--- Begin DATA TO PROCESS ---

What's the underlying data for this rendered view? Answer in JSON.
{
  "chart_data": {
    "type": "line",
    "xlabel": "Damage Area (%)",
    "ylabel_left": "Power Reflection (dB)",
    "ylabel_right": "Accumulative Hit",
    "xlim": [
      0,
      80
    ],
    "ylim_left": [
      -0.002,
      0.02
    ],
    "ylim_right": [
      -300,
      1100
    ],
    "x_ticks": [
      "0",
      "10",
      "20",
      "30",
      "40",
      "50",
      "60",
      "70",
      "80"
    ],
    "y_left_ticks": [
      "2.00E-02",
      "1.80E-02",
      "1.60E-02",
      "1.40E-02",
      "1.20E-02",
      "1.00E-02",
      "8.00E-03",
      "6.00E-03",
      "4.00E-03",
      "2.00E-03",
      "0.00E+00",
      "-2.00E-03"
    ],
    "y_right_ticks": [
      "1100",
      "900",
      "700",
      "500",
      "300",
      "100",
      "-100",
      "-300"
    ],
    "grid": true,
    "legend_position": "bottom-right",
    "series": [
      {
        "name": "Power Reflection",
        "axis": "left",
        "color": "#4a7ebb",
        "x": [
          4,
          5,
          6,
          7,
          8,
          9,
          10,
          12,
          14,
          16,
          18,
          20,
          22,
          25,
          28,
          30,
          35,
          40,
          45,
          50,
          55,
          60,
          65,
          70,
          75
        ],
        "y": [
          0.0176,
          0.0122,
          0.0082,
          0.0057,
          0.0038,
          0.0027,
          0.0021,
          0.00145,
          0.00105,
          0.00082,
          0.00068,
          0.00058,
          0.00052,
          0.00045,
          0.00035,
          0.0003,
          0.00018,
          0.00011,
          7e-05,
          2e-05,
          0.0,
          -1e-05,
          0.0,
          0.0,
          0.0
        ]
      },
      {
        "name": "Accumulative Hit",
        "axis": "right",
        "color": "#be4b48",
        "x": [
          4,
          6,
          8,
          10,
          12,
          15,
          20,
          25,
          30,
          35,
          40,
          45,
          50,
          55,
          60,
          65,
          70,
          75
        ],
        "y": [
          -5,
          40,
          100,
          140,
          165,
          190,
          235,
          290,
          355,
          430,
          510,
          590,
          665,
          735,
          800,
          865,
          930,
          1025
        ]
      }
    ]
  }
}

--- End DATA TO PROCESS ---

[JOB] Transcribe every entry exactly.

[SOLUTION BELOW]
What's the underlying data for this rendered view? Answer in JSON.
{
  "chart_data": {
    "type": "line",
    "xlabel": "Damage Area (%)",
    "ylabel_left": "Power Reflection (dB)",
    "ylabel_right": "Accumulative Hit",
    "xlim": [
      0,
      80
    ],
    "ylim_left": [
      -0.002,
      0.02
    ],
    "ylim_right": [
      -300,
      1100
    ],
    "x_ticks": [
      "0",
      "10",
      "20",
      "30",
      "40",
      "50",
      "60",
      "70",
      "80"
    ],
    "y_left_ticks": [
      "2.00E-02",
      "1.80E-02",
      "1.60E-02",
      "1.40E-02",
      "1.20E-02",
      "1.00E-02",
      "8.00E-03",
      "6.00E-03",
      "4.00E-03",
      "2.00E-03",
      "0.00E+00",
      "-2.00E-03"
    ],
    "y_right_ticks": [
      "1100",
      "900",
      "700",
      "500",
      "300",
      "100",
      "-100",
      "-300"
    ],
    "grid": true,
    "legend_position": "bottom-right",
    "series": [
      {
        "name": "Power Reflection",
        "axis": "left",
        "color": "#4a7ebb",
        "x": [
          4,
          5,
          6,
          7,
          8,
          9,
          10,
          12,
          14,
          16,
          18,
          20,
          22,
          25,
          28,
          30,
          35,
          40,
          45,
          50,
          55,
          60,
          65,
          70,
          75
        ],
        "y": [
          0.0176,
          0.0122,
          0.0082,
          0.0057,
          0.0038,
          0.0027,
          0.0021,
          0.00145,
          0.00105,
          0.00082,
          0.00068,
          0.00058,
          0.00052,
          0.00045,
          0.00035,
          0.0003,
          0.00018,
          0.00011,
          7e-05,
          2e-05,
          0.0,
          -1e-05,
          0.0,
          0.0,
          0.0
        ]
      },
      {
        "name": "Accumulative Hit",
        "axis": "right",
        "color": "#be4b48",
        "x": [
          4,
          6,
          8,
          10,
          12,
          15,
          20,
          25,
          30,
          35,
          40,
          45,
          50,
          55,
          60,
          65,
          70,
          75
        ],
        "y": [
          -5,
          40,
          100,
          140,
          165,
          190,
          235,
          290,
          355,
          430,
          510,
          590,
          665,
          735,
          800,
          865,
          930,
          1025
        ]
      }
    ]
  }
}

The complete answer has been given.